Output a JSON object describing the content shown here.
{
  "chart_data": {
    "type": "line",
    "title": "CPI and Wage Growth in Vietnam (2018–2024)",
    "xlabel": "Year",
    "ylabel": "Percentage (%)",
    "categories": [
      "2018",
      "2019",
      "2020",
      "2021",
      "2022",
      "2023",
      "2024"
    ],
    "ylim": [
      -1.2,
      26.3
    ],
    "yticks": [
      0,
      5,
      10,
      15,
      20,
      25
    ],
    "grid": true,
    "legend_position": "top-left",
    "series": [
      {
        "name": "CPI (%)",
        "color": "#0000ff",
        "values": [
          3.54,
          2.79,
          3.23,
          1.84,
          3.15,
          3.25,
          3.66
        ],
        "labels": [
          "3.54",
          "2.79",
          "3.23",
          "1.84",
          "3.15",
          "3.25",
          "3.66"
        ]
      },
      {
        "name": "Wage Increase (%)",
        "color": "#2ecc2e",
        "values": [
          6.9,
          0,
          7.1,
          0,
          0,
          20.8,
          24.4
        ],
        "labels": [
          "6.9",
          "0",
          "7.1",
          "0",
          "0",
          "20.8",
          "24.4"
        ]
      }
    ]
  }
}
************
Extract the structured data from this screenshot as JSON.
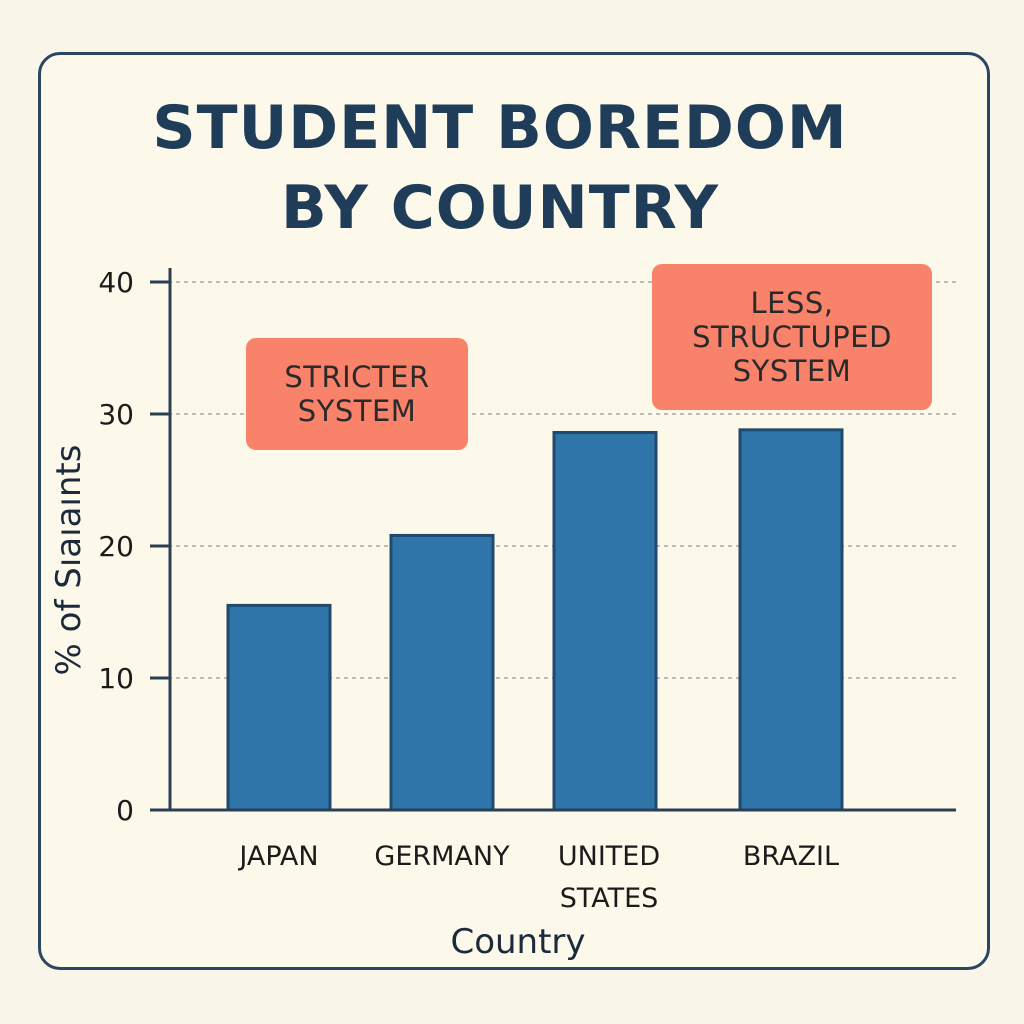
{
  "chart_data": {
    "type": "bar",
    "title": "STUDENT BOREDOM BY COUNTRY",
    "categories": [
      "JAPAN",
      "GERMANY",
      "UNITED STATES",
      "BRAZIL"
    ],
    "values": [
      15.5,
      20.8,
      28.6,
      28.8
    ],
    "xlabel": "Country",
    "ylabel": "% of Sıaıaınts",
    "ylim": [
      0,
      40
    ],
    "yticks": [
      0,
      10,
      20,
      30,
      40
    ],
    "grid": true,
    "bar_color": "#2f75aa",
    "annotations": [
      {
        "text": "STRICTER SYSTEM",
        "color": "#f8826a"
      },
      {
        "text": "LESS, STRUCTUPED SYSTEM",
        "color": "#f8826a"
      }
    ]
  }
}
************
__REQUEST__: Wherever the string "JSON" appears in the entries above, list that line.

__EXERCISE RESULT__:
Output a JSON object describing the content shown here.
Extract the structured data from this screenshot as JSON.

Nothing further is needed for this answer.